*Instruction:* Restate the full set of records exactly, word for word.

*Exercise input:*
-*-
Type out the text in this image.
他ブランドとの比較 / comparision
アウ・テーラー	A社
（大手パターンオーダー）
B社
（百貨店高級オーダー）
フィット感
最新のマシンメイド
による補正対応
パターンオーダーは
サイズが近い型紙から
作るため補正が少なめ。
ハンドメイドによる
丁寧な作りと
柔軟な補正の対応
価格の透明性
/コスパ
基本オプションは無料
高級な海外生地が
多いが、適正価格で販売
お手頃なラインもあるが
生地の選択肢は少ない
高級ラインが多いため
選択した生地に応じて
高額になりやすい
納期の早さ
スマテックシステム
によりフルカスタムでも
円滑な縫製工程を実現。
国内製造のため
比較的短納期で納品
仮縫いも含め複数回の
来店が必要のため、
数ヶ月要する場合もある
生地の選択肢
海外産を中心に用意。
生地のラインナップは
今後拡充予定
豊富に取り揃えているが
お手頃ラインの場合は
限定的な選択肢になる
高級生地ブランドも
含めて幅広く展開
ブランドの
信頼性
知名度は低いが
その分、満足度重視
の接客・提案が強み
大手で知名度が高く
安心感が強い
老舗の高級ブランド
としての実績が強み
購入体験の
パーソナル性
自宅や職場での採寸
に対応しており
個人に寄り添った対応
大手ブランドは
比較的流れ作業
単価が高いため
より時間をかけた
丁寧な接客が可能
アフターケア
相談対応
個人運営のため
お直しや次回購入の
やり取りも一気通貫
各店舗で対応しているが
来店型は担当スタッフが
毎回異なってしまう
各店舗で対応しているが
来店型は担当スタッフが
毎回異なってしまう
-*-
*Finished task:*
Type out the text in this image.
他ブランドとの比較 / comparision
アウ・テーラー	A社
（大手パターンオーダー）
B社
（百貨店高級オーダー）
フィット感
最新のマシンメイド
による補正対応
パターンオーダーは
サイズが近い型紙から
作るため補正が少なめ。
ハンドメイドによる
丁寧な作りと
柔軟な補正の対応
価格の透明性
/コスパ
基本オプションは無料
高級な海外生地が
多いが、適正価格で販売
お手頃なラインもあるが
生地の選択肢は少ない
高級ラインが多いため
選択した生地に応じて
高額になりやすい
納期の早さ
スマテックシステム
によりフルカスタムでも
円滑な縫製工程を実現。
国内製造のため
比較的短納期で納品
仮縫いも含め複数回の
来店が必要のため、
数ヶ月要する場合もある
生地の選択肢
海外産を中心に用意。
生地のラインナップは
今後拡充予定
豊富に取り揃えているが
お手頃ラインの場合は
限定的な選択肢になる
高級生地ブランドも
含めて幅広く展開
ブランドの
信頼性
知名度は低いが
その分、満足度重視
の接客・提案が強み
大手で知名度が高く
安心感が強い
老舗の高級ブランド
としての実績が強み
購入体験の
パーソナル性
自宅や職場での採寸
に対応しており
個人に寄り添った対応
大手ブランドは
比較的流れ作業
単価が高いため
より時間をかけた
丁寧な接客が可能
アフターケア
相談対応
個人運営のため
お直しや次回購入の
やり取りも一気通貫
各店舗で対応しているが
来店型は担当スタッフが
毎回異なってしまう
各店舗で対応しているが
来店型は担当スタッフが
毎回異なってしまう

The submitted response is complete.